◆ EXERCISE OBJECTIVE ◆
Give the number of lines in the records below that include "injecting", and nothing more.

◆ GIVEN INFORMATION ◆
= = = =
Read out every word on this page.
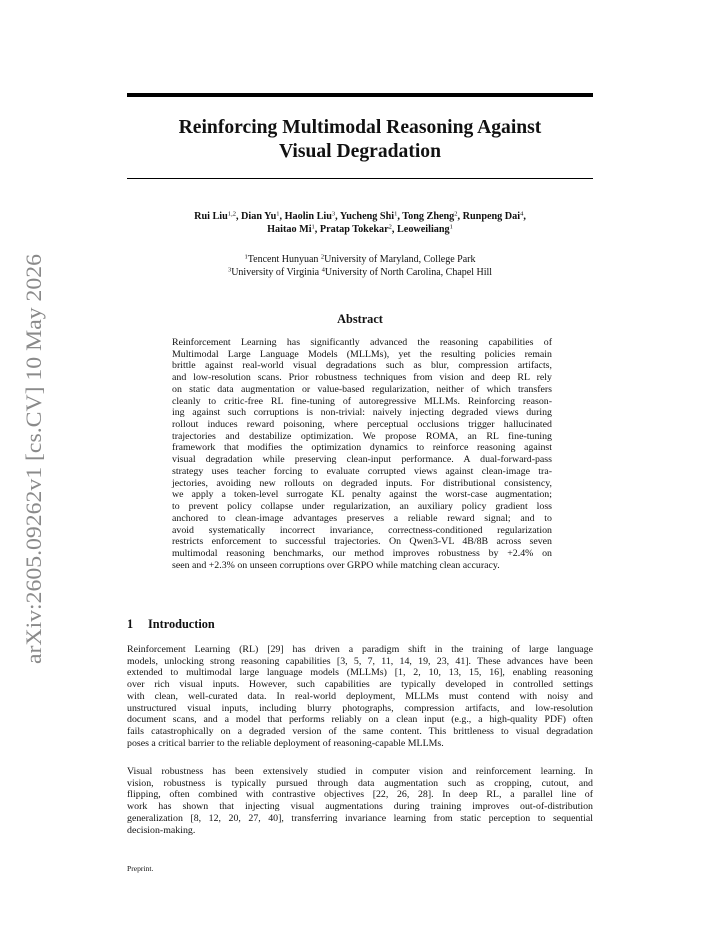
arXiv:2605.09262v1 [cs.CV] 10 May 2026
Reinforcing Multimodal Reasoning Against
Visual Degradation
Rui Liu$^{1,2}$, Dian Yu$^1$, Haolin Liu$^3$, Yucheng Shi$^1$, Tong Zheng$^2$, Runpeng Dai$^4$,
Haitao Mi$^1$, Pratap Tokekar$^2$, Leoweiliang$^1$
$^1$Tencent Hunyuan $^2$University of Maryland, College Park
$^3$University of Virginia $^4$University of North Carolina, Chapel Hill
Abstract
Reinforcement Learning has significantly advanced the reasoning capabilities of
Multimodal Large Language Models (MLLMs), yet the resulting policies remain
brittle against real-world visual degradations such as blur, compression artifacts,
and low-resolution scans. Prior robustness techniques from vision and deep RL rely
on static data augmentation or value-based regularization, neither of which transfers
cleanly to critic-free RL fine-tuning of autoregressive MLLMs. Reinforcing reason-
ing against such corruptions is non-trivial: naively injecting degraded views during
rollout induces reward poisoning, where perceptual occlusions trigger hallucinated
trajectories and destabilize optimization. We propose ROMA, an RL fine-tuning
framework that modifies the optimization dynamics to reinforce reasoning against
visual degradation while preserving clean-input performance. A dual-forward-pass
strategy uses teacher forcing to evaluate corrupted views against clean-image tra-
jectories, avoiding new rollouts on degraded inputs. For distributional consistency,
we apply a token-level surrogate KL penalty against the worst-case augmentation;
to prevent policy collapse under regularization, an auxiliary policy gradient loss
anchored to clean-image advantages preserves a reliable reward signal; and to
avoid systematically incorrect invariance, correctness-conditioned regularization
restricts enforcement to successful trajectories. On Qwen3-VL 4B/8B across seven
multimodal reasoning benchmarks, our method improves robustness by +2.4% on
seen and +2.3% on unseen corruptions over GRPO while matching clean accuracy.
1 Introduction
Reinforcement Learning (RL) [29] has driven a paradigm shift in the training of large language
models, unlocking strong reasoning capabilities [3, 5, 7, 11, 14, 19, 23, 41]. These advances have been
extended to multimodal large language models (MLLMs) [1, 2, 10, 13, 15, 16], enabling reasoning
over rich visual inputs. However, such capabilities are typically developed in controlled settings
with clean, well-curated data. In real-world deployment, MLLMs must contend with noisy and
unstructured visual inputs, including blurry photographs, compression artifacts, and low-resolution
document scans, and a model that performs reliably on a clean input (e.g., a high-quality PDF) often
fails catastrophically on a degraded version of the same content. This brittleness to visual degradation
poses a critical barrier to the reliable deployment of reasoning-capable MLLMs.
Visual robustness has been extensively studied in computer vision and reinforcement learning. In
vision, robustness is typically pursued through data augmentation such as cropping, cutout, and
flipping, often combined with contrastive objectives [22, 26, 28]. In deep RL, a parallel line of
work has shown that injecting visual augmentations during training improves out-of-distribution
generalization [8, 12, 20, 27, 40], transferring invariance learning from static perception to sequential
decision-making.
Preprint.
= = = =
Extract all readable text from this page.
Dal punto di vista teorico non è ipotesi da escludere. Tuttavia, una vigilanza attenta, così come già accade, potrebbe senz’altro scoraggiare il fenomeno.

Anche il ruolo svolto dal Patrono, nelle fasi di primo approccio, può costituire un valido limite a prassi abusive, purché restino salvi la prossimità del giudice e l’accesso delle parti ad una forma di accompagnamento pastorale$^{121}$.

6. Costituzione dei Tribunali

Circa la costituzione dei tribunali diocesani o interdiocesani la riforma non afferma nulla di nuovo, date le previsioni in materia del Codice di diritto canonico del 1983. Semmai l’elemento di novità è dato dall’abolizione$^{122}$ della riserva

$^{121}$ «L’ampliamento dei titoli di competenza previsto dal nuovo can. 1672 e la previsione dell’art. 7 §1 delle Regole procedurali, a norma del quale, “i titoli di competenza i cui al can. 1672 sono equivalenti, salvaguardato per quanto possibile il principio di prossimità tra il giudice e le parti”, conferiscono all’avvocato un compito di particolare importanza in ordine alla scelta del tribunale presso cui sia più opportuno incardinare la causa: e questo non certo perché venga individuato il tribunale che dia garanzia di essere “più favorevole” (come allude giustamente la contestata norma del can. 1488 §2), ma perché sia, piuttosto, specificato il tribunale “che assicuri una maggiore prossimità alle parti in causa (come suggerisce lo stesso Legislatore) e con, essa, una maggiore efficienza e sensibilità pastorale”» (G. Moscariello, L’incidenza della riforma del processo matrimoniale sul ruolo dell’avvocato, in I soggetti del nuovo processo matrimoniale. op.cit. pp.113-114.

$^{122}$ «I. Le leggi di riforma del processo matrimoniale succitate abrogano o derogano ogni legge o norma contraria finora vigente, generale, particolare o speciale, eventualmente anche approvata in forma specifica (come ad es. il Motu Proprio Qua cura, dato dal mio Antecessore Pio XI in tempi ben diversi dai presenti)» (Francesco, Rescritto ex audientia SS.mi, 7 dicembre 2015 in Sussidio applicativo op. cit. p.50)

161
= = = =
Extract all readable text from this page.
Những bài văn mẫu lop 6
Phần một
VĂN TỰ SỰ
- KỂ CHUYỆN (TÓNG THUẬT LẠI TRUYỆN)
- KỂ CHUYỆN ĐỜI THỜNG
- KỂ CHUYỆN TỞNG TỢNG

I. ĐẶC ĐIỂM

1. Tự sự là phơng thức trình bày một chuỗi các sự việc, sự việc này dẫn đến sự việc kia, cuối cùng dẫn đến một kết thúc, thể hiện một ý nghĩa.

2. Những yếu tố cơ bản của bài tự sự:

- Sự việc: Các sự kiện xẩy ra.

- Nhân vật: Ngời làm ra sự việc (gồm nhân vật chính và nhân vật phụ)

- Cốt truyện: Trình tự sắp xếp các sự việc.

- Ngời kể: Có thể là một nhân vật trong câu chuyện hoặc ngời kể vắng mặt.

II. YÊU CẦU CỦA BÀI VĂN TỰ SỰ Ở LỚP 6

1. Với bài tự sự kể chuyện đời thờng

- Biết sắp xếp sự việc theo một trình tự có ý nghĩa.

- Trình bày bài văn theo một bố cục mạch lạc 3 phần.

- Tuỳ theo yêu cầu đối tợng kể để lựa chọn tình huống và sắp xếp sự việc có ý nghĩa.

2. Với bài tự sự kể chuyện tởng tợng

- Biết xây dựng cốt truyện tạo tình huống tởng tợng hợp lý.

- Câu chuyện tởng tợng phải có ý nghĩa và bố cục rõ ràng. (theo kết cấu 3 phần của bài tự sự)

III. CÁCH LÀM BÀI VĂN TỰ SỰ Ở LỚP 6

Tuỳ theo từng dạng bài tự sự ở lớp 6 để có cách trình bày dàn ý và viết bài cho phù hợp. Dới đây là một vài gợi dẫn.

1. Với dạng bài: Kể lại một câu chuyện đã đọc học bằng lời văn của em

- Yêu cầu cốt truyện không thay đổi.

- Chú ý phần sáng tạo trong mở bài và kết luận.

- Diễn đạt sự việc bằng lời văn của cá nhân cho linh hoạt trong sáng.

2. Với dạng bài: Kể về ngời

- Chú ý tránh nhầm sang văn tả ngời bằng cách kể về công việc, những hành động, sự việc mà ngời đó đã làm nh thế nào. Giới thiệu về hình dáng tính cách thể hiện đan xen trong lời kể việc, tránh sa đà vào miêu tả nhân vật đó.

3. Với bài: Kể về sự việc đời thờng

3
= = = =
◆ EXERCISE RESPONSE ◆
2